[Problem details]
In full and without alteration, give the listing again.
* Start *
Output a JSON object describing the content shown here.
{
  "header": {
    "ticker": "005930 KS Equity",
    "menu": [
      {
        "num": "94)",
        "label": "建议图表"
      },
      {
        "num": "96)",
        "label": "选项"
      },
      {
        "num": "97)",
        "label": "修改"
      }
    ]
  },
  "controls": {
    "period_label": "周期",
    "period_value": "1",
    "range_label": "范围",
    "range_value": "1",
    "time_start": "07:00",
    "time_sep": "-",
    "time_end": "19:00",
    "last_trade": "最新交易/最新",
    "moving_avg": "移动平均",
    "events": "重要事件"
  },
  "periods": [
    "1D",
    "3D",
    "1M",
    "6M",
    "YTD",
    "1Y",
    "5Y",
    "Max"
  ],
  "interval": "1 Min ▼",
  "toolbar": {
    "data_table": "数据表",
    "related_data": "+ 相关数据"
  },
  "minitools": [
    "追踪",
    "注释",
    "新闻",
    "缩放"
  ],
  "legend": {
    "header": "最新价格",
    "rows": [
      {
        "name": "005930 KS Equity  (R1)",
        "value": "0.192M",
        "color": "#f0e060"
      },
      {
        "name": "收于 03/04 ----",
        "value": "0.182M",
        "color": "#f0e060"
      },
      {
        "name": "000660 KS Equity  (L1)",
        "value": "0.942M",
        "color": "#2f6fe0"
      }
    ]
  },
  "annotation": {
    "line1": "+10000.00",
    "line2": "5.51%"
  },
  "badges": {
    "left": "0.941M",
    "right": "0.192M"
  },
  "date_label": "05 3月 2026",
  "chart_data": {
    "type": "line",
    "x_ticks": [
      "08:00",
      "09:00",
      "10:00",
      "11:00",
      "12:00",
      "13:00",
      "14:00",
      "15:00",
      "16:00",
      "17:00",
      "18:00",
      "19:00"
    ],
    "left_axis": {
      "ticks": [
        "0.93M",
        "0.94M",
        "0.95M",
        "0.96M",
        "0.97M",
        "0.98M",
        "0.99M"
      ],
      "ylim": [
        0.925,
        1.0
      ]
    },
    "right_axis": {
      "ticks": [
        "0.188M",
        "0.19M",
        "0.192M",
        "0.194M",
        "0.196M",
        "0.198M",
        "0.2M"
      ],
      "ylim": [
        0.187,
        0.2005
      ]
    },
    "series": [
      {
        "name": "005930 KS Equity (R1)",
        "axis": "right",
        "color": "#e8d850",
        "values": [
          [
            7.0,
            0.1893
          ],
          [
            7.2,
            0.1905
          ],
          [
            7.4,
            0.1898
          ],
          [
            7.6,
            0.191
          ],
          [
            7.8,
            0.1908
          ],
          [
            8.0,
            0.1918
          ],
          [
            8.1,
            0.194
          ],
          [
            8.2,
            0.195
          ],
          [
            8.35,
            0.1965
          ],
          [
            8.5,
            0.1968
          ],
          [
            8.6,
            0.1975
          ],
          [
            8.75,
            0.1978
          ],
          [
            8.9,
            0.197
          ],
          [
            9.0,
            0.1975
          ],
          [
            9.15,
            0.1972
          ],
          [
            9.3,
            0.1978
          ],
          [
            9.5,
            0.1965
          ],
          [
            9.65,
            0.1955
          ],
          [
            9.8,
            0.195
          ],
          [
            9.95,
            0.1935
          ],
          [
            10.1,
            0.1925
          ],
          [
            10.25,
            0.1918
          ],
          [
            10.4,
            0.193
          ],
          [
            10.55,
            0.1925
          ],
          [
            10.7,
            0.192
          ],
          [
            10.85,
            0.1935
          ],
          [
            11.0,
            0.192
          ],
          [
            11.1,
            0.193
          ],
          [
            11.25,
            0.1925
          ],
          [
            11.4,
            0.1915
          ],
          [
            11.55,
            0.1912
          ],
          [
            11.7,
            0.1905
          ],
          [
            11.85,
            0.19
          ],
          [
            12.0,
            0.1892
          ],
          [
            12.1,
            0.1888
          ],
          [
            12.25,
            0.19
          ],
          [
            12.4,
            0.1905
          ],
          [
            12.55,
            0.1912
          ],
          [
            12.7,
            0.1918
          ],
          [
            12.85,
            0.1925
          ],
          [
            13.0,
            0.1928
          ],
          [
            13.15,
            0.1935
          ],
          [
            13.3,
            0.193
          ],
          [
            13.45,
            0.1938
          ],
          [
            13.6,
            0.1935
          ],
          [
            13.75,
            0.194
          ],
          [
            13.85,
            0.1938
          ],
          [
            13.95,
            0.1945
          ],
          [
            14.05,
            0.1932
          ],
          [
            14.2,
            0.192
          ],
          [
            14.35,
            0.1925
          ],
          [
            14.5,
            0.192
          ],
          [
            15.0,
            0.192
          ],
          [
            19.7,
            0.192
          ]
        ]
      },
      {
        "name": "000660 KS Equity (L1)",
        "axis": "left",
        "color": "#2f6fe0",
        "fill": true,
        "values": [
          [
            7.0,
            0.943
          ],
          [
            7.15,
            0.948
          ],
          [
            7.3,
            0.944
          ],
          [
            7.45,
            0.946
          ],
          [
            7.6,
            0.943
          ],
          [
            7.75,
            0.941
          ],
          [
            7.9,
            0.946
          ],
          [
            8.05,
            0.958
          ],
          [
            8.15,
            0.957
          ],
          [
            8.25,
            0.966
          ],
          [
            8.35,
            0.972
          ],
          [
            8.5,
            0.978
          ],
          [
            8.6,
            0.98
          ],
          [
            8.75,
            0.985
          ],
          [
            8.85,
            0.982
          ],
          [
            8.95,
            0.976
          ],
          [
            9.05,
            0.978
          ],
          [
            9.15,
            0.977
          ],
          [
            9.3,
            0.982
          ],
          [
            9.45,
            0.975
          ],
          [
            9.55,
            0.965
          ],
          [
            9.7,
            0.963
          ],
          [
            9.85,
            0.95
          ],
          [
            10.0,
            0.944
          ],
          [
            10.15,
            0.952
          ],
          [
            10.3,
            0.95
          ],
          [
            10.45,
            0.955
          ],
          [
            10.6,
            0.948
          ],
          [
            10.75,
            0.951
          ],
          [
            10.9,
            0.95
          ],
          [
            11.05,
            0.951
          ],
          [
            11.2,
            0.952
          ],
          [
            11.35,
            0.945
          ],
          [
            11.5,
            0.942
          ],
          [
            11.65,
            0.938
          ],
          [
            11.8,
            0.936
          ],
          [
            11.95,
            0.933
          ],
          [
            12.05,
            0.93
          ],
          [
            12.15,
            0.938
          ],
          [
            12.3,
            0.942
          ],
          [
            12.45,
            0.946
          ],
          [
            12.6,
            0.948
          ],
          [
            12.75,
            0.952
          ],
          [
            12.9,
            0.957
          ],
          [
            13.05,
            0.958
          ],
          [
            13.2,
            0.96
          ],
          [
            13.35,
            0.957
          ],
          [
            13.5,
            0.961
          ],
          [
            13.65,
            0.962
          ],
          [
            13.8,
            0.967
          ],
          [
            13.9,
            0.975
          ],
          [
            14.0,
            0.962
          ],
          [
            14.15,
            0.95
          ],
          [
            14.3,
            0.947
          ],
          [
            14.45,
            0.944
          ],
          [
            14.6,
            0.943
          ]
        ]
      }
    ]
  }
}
* End *
[Solution to the problem]
Output a JSON object describing the content shown here.
{
  "header": {
    "ticker": "005930 KS Equity",
    "menu": [
      {
        "num": "94)",
        "label": "建议图表"
      },
      {
        "num": "96)",
        "label": "选项"
      },
      {
        "num": "97)",
        "label": "修改"
      }
    ]
  },
  "controls": {
    "period_label": "周期",
    "period_value": "1",
    "range_label": "范围",
    "range_value": "1",
    "time_start": "07:00",
    "time_sep": "-",
    "time_end": "19:00",
    "last_trade": "最新交易/最新",
    "moving_avg": "移动平均",
    "events": "重要事件"
  },
  "periods": [
    "1D",
    "3D",
    "1M",
    "6M",
    "YTD",
    "1Y",
    "5Y",
    "Max"
  ],
  "interval": "1 Min ▼",
  "toolbar": {
    "data_table": "数据表",
    "related_data": "+ 相关数据"
  },
  "minitools": [
    "追踪",
    "注释",
    "新闻",
    "缩放"
  ],
  "legend": {
    "header": "最新价格",
    "rows": [
      {
        "name": "005930 KS Equity  (R1)",
        "value": "0.192M",
        "color": "#f0e060"
      },
      {
        "name": "收于 03/04 ----",
        "value": "0.182M",
        "color": "#f0e060"
      },
      {
        "name": "000660 KS Equity  (L1)",
        "value": "0.942M",
        "color": "#2f6fe0"
      }
    ]
  },
  "annotation": {
    "line1": "+10000.00",
    "line2": "5.51%"
  },
  "badges": {
    "left": "0.941M",
    "right": "0.192M"
  },
  "date_label": "05 3月 2026",
  "chart_data": {
    "type": "line",
    "x_ticks": [
      "08:00",
      "09:00",
      "10:00",
      "11:00",
      "12:00",
      "13:00",
      "14:00",
      "15:00",
      "16:00",
      "17:00",
      "18:00",
      "19:00"
    ],
    "left_axis": {
      "ticks": [
        "0.93M",
        "0.94M",
        "0.95M",
        "0.96M",
        "0.97M",
        "0.98M",
        "0.99M"
      ],
      "ylim": [
        0.925,
        1.0
      ]
    },
    "right_axis": {
      "ticks": [
        "0.188M",
        "0.19M",
        "0.192M",
        "0.194M",
        "0.196M",
        "0.198M",
        "0.2M"
      ],
      "ylim": [
        0.187,
        0.2005
      ]
    },
    "series": [
      {
        "name": "005930 KS Equity (R1)",
        "axis": "right",
        "color": "#e8d850",
        "values": [
          [
            7.0,
            0.1893
          ],
          [
            7.2,
            0.1905
          ],
          [
            7.4,
            0.1898
          ],
          [
            7.6,
            0.191
          ],
          [
            7.8,
            0.1908
          ],
          [
            8.0,
            0.1918
          ],
          [
            8.1,
            0.194
          ],
          [
            8.2,
            0.195
          ],
          [
            8.35,
            0.1965
          ],
          [
            8.5,
            0.1968
          ],
          [
            8.6,
            0.1975
          ],
          [
            8.75,
            0.1978
          ],
          [
            8.9,
            0.197
          ],
          [
            9.0,
            0.1975
          ],
          [
            9.15,
            0.1972
          ],
          [
            9.3,
            0.1978
          ],
          [
            9.5,
            0.1965
          ],
          [
            9.65,
            0.1955
          ],
          [
            9.8,
            0.195
          ],
          [
            9.95,
            0.1935
          ],
          [
            10.1,
            0.1925
          ],
          [
            10.25,
            0.1918
          ],
          [
            10.4,
            0.193
          ],
          [
            10.55,
            0.1925
          ],
          [
            10.7,
            0.192
          ],
          [
            10.85,
            0.1935
          ],
          [
            11.0,
            0.192
          ],
          [
            11.1,
            0.193
          ],
          [
            11.25,
            0.1925
          ],
          [
            11.4,
            0.1915
          ],
          [
            11.55,
            0.1912
          ],
          [
            11.7,
            0.1905
          ],
          [
            11.85,
            0.19
          ],
          [
            12.0,
            0.1892
          ],
          [
            12.1,
            0.1888
          ],
          [
            12.25,
            0.19
          ],
          [
            12.4,
            0.1905
          ],
          [
            12.55,
            0.1912
          ],
          [
            12.7,
            0.1918
          ],
          [
            12.85,
            0.1925
          ],
          [
            13.0,
            0.1928
          ],
          [
            13.15,
            0.1935
          ],
          [
            13.3,
            0.193
          ],
          [
            13.45,
            0.1938
          ],
          [
            13.6,
            0.1935
          ],
          [
            13.75,
            0.194
          ],
          [
            13.85,
            0.1938
          ],
          [
            13.95,
            0.1945
          ],
          [
            14.05,
            0.1932
          ],
          [
            14.2,
            0.192
          ],
          [
            14.35,
            0.1925
          ],
          [
            14.5,
            0.192
          ],
          [
            15.0,
            0.192
          ],
          [
            19.7,
            0.192
          ]
        ]
      },
      {
        "name": "000660 KS Equity (L1)",
        "axis": "left",
        "color": "#2f6fe0",
        "fill": true,
        "values": [
          [
            7.0,
            0.943
          ],
          [
            7.15,
            0.948
          ],
          [
            7.3,
            0.944
          ],
          [
            7.45,
            0.946
          ],
          [
            7.6,
            0.943
          ],
          [
            7.75,
            0.941
          ],
          [
            7.9,
            0.946
          ],
          [
            8.05,
            0.958
          ],
          [
            8.15,
            0.957
          ],
          [
            8.25,
            0.966
          ],
          [
            8.35,
            0.972
          ],
          [
            8.5,
            0.978
          ],
          [
            8.6,
            0.98
          ],
          [
            8.75,
            0.985
          ],
          [
            8.85,
            0.982
          ],
          [
            8.95,
            0.976
          ],
          [
            9.05,
            0.978
          ],
          [
            9.15,
            0.977
          ],
          [
            9.3,
            0.982
          ],
          [
            9.45,
            0.975
          ],
          [
            9.55,
            0.965
          ],
          [
            9.7,
            0.963
          ],
          [
            9.85,
            0.95
          ],
          [
            10.0,
            0.944
          ],
          [
            10.15,
            0.952
          ],
          [
            10.3,
            0.95
          ],
          [
            10.45,
            0.955
          ],
          [
            10.6,
            0.948
          ],
          [
            10.75,
            0.951
          ],
          [
            10.9,
            0.95
          ],
          [
            11.05,
            0.951
          ],
          [
            11.2,
            0.952
          ],
          [
            11.35,
            0.945
          ],
          [
            11.5,
            0.942
          ],
          [
            11.65,
            0.938
          ],
          [
            11.8,
            0.936
          ],
          [
            11.95,
            0.933
          ],
          [
            12.05,
            0.93
          ],
          [
            12.15,
            0.938
          ],
          [
            12.3,
            0.942
          ],
          [
            12.45,
            0.946
          ],
          [
            12.6,
            0.948
          ],
          [
            12.75,
            0.952
          ],
          [
            12.9,
            0.957
          ],
          [
            13.05,
            0.958
          ],
          [
            13.2,
            0.96
          ],
          [
            13.35,
            0.957
          ],
          [
            13.5,
            0.961
          ],
          [
            13.65,
            0.962
          ],
          [
            13.8,
            0.967
          ],
          [
            13.9,
            0.975
          ],
          [
            14.0,
            0.962
          ],
          [
            14.15,
            0.95
          ],
          [
            14.3,
            0.947
          ],
          [
            14.45,
            0.944
          ],
          [
            14.6,
            0.943
          ]
        ]
      }
    ]
  }
}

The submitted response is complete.